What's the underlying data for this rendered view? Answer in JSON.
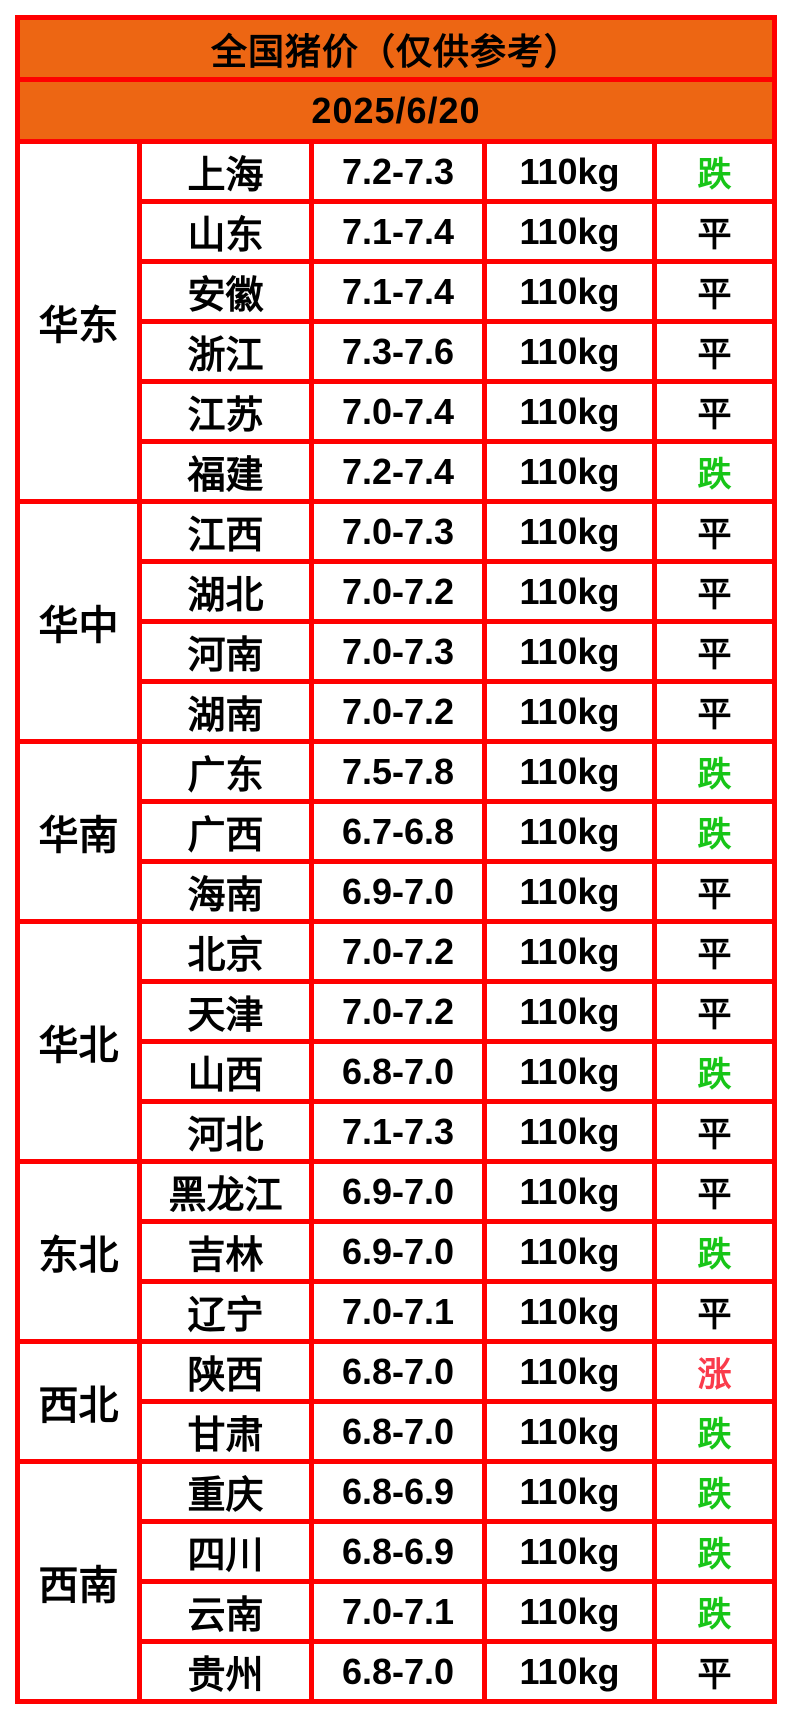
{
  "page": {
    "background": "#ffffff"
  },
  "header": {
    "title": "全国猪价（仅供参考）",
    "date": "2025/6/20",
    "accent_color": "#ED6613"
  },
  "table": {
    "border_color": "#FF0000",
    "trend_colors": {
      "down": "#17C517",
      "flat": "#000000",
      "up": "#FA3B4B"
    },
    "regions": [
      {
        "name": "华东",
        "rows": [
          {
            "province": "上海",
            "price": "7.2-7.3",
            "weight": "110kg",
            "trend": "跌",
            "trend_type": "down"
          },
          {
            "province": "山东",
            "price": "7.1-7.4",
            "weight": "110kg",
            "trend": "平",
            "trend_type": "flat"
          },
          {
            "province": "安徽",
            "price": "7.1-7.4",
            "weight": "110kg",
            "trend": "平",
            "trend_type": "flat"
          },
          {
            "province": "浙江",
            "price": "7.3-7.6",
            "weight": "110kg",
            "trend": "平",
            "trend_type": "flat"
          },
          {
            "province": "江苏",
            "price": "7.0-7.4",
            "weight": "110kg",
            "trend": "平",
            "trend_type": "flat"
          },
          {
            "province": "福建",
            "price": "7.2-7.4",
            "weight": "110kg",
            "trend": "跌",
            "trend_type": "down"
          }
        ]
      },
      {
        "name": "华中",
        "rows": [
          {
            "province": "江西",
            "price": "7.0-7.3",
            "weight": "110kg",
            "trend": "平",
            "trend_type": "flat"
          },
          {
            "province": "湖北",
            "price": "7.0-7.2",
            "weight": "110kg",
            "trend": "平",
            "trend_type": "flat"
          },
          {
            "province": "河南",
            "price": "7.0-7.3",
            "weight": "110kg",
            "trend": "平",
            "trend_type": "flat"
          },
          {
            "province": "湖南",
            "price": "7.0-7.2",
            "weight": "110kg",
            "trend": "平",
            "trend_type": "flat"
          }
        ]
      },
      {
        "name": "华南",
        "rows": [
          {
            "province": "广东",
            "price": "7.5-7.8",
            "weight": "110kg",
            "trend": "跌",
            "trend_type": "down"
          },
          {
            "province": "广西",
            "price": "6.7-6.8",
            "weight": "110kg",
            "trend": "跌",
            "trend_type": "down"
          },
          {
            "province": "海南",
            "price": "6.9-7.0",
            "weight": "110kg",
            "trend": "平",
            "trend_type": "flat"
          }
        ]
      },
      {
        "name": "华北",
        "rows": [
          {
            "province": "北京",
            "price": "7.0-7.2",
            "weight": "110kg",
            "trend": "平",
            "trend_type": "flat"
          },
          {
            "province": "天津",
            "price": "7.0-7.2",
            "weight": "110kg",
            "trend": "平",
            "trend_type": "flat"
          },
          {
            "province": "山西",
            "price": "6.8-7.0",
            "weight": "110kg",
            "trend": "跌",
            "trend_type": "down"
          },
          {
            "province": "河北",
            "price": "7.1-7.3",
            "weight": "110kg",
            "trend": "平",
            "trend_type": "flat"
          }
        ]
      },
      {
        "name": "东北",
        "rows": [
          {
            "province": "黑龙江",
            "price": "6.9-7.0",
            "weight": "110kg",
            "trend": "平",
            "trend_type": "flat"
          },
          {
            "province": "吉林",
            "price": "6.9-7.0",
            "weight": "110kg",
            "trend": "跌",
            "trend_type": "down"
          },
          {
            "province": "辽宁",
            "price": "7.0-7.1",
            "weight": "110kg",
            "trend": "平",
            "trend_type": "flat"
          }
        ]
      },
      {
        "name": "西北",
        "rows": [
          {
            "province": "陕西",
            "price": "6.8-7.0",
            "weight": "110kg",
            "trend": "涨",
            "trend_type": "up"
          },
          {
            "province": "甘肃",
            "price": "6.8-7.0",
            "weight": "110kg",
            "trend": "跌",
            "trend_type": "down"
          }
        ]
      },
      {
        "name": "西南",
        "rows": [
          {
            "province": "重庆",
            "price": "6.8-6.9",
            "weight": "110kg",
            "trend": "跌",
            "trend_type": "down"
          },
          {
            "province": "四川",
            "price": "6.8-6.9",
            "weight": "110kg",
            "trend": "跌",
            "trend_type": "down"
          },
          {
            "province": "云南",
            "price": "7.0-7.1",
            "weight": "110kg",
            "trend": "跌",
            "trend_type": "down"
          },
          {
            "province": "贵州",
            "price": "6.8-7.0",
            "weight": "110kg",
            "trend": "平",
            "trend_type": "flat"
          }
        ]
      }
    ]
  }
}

-*-*-

Output all of the entries verbatim, leaving out any images.

What's the underlying data for this rendered view? Answer in JSON.
{
  "page": {
    "background": "#ffffff"
  },
  "header": {
    "title": "全国猪价（仅供参考）",
    "date": "2025/6/20",
    "accent_color": "#ED6613"
  },
  "table": {
    "border_color": "#FF0000",
    "trend_colors": {
      "down": "#17C517",
      "flat": "#000000",
      "up": "#FA3B4B"
    },
    "regions": [
      {
        "name": "华东",
        "rows": [
          {
            "province": "上海",
            "price": "7.2-7.3",
            "weight": "110kg",
            "trend": "跌",
            "trend_type": "down"
          },
          {
            "province": "山东",
            "price": "7.1-7.4",
            "weight": "110kg",
            "trend": "平",
            "trend_type": "flat"
          },
          {
            "province": "安徽",
            "price": "7.1-7.4",
            "weight": "110kg",
            "trend": "平",
            "trend_type": "flat"
          },
          {
            "province": "浙江",
            "price": "7.3-7.6",
            "weight": "110kg",
            "trend": "平",
            "trend_type": "flat"
          },
          {
            "province": "江苏",
            "price": "7.0-7.4",
            "weight": "110kg",
            "trend": "平",
            "trend_type": "flat"
          },
          {
            "province": "福建",
            "price": "7.2-7.4",
            "weight": "110kg",
            "trend": "跌",
            "trend_type": "down"
          }
        ]
      },
      {
        "name": "华中",
        "rows": [
          {
            "province": "江西",
            "price": "7.0-7.3",
            "weight": "110kg",
            "trend": "平",
            "trend_type": "flat"
          },
          {
            "province": "湖北",
            "price": "7.0-7.2",
            "weight": "110kg",
            "trend": "平",
            "trend_type": "flat"
          },
          {
            "province": "河南",
            "price": "7.0-7.3",
            "weight": "110kg",
            "trend": "平",
            "trend_type": "flat"
          },
          {
            "province": "湖南",
            "price": "7.0-7.2",
            "weight": "110kg",
            "trend": "平",
            "trend_type": "flat"
          }
        ]
      },
      {
        "name": "华南",
        "rows": [
          {
            "province": "广东",
            "price": "7.5-7.8",
            "weight": "110kg",
            "trend": "跌",
            "trend_type": "down"
          },
          {
            "province": "广西",
            "price": "6.7-6.8",
            "weight": "110kg",
            "trend": "跌",
            "trend_type": "down"
          },
          {
            "province": "海南",
            "price": "6.9-7.0",
            "weight": "110kg",
            "trend": "平",
            "trend_type": "flat"
          }
        ]
      },
      {
        "name": "华北",
        "rows": [
          {
            "province": "北京",
            "price": "7.0-7.2",
            "weight": "110kg",
            "trend": "平",
            "trend_type": "flat"
          },
          {
            "province": "天津",
            "price": "7.0-7.2",
            "weight": "110kg",
            "trend": "平",
            "trend_type": "flat"
          },
          {
            "province": "山西",
            "price": "6.8-7.0",
            "weight": "110kg",
            "trend": "跌",
            "trend_type": "down"
          },
          {
            "province": "河北",
            "price": "7.1-7.3",
            "weight": "110kg",
            "trend": "平",
            "trend_type": "flat"
          }
        ]
      },
      {
        "name": "东北",
        "rows": [
          {
            "province": "黑龙江",
            "price": "6.9-7.0",
            "weight": "110kg",
            "trend": "平",
            "trend_type": "flat"
          },
          {
            "province": "吉林",
            "price": "6.9-7.0",
            "weight": "110kg",
            "trend": "跌",
            "trend_type": "down"
          },
          {
            "province": "辽宁",
            "price": "7.0-7.1",
            "weight": "110kg",
            "trend": "平",
            "trend_type": "flat"
          }
        ]
      },
      {
        "name": "西北",
        "rows": [
          {
            "province": "陕西",
            "price": "6.8-7.0",
            "weight": "110kg",
            "trend": "涨",
            "trend_type": "up"
          },
          {
            "province": "甘肃",
            "price": "6.8-7.0",
            "weight": "110kg",
            "trend": "跌",
            "trend_type": "down"
          }
        ]
      },
      {
        "name": "西南",
        "rows": [
          {
            "province": "重庆",
            "price": "6.8-6.9",
            "weight": "110kg",
            "trend": "跌",
            "trend_type": "down"
          },
          {
            "province": "四川",
            "price": "6.8-6.9",
            "weight": "110kg",
            "trend": "跌",
            "trend_type": "down"
          },
          {
            "province": "云南",
            "price": "7.0-7.1",
            "weight": "110kg",
            "trend": "跌",
            "trend_type": "down"
          },
          {
            "province": "贵州",
            "price": "6.8-7.0",
            "weight": "110kg",
            "trend": "平",
            "trend_type": "flat"
          }
        ]
      }
    ]
  }
}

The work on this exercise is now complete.